:: EXCERPTED RECORDS ::

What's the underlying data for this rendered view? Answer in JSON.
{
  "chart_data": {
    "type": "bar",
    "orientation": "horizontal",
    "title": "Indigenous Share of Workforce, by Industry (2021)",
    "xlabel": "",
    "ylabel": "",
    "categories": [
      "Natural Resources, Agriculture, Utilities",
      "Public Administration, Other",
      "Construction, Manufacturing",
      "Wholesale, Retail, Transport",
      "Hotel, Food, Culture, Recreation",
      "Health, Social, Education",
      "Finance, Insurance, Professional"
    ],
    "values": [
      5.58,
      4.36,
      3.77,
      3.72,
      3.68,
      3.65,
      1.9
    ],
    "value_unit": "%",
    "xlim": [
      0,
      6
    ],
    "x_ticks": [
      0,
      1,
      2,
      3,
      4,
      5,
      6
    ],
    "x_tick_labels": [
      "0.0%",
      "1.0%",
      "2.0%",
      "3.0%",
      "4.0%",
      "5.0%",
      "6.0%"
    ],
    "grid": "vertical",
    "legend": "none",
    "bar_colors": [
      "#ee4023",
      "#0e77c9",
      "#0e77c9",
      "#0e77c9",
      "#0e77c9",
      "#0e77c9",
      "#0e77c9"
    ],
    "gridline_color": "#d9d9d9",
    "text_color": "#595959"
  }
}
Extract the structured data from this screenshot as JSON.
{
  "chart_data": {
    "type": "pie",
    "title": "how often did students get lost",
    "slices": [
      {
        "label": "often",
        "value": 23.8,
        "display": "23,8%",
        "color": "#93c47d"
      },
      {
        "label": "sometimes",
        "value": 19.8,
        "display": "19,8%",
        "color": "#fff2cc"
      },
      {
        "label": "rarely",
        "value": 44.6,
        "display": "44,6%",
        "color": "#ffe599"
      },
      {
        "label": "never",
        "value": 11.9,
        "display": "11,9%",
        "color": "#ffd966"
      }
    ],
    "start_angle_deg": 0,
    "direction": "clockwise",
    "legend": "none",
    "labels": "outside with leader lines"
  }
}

:::

- _PROMPT_: Of all the lines in the listing above, how many contain the word "JSON"? Answer with the number alone.

- _TASK RESPONSE_: 2